## EXERCISE BRIEF
Where does the string "Programmer" appear in the records? Copy every line that contains it.

____ MATERIALS PROVIDED

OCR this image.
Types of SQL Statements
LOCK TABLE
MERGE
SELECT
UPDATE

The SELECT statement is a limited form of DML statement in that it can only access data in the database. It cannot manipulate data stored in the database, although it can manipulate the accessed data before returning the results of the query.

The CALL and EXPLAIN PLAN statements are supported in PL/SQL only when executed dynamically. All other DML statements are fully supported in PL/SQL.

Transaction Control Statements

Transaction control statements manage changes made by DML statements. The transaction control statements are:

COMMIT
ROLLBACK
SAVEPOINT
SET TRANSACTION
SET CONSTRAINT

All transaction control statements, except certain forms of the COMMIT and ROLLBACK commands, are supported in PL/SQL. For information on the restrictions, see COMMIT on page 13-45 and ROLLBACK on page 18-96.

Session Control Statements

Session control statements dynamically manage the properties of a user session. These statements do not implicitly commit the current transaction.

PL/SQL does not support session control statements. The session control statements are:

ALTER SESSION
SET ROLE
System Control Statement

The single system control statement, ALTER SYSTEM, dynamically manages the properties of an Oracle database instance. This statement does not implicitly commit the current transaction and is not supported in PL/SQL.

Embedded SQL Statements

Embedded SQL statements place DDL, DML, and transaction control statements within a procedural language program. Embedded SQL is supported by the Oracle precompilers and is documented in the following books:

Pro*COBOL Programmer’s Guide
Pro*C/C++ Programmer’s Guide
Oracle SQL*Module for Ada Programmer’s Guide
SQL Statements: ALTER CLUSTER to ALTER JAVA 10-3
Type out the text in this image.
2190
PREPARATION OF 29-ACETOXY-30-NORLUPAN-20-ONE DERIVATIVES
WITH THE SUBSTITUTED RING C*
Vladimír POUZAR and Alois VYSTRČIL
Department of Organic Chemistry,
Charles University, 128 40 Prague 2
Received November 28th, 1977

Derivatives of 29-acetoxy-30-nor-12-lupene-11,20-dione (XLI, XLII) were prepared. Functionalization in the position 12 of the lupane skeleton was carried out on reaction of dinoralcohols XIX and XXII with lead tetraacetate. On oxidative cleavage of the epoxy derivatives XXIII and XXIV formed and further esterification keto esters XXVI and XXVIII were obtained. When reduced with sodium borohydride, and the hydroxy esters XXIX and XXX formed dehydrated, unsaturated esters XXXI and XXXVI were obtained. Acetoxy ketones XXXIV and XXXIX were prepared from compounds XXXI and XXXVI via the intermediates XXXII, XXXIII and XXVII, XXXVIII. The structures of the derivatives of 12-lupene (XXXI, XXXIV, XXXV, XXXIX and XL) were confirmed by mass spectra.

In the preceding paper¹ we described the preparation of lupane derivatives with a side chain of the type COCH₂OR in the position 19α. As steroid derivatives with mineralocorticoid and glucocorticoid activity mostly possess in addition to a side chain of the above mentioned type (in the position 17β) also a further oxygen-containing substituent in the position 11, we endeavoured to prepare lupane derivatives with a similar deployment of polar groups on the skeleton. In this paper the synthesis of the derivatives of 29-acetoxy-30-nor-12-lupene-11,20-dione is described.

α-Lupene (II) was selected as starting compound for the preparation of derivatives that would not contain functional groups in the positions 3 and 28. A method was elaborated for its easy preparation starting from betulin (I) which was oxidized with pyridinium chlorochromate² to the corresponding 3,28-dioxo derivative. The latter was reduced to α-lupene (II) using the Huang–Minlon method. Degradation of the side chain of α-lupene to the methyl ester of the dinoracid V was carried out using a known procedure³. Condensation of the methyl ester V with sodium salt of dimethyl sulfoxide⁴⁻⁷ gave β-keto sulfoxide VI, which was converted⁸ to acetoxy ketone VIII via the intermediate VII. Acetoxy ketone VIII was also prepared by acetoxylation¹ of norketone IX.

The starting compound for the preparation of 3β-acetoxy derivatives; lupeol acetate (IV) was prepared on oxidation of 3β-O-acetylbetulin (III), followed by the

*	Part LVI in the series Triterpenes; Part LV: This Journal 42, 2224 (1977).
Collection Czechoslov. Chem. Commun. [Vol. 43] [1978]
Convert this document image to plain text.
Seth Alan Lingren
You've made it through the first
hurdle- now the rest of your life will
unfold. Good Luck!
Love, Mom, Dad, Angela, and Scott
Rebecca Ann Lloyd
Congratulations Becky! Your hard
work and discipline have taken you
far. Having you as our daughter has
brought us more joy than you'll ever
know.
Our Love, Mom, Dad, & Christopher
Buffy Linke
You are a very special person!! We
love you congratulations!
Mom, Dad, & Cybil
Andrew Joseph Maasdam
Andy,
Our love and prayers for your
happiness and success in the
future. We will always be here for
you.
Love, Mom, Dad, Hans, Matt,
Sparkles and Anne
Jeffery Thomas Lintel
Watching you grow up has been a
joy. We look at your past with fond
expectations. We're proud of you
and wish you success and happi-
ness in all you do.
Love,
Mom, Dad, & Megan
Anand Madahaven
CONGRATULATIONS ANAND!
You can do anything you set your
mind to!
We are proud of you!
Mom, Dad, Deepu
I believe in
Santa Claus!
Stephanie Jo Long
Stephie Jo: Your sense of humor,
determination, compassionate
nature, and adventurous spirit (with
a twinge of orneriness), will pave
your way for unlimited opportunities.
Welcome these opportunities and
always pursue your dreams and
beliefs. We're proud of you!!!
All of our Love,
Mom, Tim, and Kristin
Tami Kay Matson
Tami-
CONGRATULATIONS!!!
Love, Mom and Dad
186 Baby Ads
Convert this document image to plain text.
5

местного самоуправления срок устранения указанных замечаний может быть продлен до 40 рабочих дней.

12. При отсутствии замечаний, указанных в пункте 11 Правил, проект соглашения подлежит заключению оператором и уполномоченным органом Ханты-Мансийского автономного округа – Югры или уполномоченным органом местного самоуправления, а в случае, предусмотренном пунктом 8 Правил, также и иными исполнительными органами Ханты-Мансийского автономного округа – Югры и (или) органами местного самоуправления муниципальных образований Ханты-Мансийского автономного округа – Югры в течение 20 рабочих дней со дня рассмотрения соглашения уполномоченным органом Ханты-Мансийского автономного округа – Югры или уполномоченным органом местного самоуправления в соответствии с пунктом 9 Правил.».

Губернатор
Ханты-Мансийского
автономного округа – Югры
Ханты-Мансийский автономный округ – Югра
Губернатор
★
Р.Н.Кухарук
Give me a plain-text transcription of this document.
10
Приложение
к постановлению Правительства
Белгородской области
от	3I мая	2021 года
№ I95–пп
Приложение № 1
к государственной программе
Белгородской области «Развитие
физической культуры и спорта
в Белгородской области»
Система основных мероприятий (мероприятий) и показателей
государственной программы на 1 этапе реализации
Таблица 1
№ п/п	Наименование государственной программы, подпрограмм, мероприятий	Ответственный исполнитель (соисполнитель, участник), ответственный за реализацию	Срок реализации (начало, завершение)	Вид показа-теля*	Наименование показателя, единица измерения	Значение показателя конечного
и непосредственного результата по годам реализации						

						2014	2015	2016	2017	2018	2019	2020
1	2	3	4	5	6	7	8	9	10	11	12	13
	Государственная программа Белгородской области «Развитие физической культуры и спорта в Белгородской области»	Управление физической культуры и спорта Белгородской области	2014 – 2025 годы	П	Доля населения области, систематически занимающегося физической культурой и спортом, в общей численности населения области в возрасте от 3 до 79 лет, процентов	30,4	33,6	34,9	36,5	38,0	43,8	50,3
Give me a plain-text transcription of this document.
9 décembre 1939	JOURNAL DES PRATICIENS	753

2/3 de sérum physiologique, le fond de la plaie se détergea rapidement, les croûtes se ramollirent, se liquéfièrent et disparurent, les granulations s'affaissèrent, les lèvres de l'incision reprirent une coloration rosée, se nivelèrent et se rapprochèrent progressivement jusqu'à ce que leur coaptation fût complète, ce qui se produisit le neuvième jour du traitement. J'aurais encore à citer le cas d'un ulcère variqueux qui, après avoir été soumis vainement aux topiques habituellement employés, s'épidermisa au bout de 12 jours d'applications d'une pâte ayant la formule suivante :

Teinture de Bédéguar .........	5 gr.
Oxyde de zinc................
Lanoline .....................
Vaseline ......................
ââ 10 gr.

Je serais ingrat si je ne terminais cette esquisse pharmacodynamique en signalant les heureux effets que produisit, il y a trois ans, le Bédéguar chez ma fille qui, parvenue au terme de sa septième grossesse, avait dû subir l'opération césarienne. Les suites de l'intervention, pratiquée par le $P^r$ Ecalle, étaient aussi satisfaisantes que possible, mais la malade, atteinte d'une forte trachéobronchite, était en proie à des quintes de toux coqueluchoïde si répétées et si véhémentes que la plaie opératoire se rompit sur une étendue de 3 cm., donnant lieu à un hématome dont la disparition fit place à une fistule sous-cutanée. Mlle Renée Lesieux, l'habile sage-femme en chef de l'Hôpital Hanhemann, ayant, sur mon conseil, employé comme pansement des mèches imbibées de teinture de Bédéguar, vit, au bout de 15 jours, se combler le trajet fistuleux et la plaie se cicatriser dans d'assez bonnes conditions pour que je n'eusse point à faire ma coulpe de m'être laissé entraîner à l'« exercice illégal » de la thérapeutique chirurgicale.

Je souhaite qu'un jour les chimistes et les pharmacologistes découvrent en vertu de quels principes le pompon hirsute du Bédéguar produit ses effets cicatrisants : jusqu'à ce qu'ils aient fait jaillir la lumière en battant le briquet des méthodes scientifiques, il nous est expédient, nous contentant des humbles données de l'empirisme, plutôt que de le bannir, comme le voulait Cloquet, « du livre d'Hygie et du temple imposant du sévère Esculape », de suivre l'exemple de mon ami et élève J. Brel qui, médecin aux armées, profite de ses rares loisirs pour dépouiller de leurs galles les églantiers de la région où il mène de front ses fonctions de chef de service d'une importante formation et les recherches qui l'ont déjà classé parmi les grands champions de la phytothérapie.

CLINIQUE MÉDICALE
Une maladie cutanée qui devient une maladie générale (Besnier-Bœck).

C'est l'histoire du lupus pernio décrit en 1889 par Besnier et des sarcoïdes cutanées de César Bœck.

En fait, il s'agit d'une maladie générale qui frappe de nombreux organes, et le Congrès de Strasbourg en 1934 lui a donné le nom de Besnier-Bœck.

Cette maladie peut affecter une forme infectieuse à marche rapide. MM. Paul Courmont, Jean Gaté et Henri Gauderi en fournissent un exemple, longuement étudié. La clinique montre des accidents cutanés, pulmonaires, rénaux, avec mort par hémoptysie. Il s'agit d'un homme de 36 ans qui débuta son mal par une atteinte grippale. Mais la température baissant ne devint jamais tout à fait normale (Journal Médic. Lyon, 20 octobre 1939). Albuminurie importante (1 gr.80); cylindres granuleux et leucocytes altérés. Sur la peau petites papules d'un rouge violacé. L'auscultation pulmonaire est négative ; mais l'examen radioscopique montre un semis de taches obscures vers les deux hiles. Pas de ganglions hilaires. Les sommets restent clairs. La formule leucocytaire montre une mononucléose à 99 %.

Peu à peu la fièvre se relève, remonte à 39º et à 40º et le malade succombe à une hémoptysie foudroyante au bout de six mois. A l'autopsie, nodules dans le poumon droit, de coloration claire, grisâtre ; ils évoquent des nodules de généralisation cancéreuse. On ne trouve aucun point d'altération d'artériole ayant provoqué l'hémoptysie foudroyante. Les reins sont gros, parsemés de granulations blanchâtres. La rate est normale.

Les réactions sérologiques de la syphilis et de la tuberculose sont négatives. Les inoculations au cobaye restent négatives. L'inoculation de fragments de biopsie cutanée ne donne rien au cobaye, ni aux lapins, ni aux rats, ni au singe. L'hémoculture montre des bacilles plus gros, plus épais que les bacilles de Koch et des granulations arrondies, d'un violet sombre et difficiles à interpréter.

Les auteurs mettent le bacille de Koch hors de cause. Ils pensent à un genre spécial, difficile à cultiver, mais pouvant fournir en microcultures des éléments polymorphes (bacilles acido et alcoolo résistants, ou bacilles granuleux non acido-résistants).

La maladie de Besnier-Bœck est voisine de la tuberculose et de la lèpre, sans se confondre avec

________

## COMPLETED TASK
Pro*COBOL Programmer’s Guide
Pro*C/C++ Programmer’s Guide
Oracle SQL*Module for Ada Programmer’s Guide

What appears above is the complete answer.